* The records *

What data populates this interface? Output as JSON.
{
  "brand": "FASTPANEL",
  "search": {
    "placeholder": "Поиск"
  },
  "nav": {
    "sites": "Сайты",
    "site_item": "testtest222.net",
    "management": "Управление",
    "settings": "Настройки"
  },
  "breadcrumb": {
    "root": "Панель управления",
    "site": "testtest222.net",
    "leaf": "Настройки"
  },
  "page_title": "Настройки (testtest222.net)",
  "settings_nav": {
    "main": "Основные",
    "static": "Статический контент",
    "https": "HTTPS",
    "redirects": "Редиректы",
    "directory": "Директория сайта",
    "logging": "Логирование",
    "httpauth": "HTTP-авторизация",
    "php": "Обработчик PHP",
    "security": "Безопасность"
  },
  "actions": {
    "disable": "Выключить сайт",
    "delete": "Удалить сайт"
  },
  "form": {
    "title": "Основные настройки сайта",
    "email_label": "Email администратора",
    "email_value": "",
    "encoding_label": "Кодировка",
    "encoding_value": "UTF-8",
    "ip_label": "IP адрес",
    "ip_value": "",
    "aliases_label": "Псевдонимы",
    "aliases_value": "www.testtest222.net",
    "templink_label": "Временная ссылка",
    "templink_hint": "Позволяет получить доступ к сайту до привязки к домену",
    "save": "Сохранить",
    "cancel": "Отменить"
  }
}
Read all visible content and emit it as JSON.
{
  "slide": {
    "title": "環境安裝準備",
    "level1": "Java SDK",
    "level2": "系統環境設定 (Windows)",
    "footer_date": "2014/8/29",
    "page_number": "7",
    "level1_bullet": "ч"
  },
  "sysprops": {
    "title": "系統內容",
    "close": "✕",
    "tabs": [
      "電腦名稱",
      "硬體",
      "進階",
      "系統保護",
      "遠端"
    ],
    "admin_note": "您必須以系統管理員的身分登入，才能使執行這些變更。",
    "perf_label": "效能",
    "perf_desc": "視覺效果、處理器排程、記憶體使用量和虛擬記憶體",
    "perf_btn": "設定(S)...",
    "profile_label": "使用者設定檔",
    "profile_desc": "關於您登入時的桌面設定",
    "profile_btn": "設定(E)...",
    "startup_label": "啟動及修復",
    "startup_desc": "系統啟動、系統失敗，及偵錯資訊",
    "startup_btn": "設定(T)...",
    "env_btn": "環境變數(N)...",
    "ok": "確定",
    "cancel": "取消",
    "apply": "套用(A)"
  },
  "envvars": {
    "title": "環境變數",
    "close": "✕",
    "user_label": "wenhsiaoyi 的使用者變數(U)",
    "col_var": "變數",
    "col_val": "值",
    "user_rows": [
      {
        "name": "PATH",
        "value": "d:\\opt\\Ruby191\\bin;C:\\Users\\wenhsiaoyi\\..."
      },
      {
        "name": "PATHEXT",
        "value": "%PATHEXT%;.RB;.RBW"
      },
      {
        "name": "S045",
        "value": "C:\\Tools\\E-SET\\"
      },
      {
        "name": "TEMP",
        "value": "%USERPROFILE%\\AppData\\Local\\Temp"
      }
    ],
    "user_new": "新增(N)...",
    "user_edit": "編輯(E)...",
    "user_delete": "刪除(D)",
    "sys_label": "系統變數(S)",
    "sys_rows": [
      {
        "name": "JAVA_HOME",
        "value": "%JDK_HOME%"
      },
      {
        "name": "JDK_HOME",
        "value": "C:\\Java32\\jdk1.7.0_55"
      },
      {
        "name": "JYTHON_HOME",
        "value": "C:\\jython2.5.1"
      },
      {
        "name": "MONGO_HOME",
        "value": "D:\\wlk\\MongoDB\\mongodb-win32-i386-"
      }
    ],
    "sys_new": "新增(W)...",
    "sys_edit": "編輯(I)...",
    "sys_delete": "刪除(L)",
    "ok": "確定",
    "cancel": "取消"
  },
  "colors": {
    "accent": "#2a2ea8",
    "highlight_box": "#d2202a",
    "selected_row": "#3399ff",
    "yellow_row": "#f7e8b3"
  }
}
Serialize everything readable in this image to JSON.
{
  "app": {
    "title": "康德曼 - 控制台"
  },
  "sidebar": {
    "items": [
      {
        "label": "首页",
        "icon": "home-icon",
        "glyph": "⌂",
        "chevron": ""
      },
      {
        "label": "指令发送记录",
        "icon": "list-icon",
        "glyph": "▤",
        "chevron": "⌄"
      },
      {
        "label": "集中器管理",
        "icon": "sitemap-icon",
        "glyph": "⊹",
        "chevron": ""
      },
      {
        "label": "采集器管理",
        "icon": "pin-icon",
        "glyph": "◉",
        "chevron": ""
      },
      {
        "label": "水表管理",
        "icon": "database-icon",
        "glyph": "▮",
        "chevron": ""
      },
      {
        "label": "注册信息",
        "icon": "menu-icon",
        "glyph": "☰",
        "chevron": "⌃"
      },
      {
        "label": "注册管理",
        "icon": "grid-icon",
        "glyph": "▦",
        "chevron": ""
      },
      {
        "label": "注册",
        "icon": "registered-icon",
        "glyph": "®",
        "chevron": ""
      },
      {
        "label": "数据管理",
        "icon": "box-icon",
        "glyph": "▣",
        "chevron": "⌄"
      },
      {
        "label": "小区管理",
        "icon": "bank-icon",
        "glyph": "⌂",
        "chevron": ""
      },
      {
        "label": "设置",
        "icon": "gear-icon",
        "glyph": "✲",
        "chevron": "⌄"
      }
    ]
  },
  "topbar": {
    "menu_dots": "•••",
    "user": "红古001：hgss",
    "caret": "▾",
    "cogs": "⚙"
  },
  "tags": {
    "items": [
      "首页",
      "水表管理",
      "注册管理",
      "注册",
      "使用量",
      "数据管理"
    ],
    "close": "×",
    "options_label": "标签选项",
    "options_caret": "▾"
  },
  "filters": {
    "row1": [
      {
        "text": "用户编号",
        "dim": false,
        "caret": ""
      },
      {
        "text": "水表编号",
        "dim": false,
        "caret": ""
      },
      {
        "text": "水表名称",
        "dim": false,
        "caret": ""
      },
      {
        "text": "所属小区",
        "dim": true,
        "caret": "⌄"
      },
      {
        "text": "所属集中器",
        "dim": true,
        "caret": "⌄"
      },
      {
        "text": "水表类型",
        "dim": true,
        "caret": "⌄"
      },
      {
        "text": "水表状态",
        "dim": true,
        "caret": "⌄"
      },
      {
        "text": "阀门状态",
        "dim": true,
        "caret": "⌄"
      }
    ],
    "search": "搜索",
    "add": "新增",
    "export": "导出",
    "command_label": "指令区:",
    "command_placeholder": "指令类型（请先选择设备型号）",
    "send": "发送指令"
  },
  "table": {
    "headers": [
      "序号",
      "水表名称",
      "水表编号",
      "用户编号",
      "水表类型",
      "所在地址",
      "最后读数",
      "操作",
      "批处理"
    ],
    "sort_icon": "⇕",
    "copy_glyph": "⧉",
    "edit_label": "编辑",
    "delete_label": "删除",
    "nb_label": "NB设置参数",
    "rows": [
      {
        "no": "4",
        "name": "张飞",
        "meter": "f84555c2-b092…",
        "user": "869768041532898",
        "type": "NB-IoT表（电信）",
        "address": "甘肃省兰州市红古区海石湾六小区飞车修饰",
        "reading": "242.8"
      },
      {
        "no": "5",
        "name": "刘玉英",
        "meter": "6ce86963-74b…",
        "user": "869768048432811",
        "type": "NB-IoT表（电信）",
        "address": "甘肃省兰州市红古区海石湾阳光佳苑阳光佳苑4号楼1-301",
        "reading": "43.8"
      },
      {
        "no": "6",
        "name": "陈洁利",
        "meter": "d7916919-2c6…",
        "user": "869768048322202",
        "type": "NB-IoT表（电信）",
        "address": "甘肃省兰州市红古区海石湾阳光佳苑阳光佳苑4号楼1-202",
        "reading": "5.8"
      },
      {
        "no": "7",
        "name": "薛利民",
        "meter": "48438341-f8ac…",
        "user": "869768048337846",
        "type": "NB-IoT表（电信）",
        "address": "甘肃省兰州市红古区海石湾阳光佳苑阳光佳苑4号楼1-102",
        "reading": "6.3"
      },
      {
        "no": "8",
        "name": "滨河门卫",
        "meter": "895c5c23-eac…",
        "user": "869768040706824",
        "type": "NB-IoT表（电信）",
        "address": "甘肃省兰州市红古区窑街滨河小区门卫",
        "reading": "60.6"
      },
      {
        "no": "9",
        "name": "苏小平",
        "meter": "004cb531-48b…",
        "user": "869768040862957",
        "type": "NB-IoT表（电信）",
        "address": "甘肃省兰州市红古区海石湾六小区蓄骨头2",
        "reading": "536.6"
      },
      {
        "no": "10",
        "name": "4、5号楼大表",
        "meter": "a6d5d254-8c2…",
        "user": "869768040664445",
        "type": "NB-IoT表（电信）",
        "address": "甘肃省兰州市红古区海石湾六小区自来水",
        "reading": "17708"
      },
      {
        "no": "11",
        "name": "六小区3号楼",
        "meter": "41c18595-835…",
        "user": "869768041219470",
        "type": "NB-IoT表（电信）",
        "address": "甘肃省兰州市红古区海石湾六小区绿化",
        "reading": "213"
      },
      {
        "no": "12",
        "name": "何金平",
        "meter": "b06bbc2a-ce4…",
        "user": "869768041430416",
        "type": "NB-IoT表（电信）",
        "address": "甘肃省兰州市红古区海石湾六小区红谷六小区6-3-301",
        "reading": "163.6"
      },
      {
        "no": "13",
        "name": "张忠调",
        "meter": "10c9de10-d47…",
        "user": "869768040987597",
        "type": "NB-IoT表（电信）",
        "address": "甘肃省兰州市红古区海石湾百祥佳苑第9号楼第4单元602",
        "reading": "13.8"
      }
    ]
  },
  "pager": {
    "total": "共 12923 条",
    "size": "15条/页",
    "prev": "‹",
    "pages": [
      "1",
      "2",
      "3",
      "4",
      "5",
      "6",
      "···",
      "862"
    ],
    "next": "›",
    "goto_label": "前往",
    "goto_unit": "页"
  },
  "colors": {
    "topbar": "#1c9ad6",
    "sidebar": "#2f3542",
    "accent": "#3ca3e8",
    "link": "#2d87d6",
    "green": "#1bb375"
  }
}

* Work to complete *
Copy each line of the data that contains the word "JSON".

* Task answer *
What data populates this interface? Output as JSON.
Read all visible content and emit it as JSON.
Serialize everything readable in this image to JSON.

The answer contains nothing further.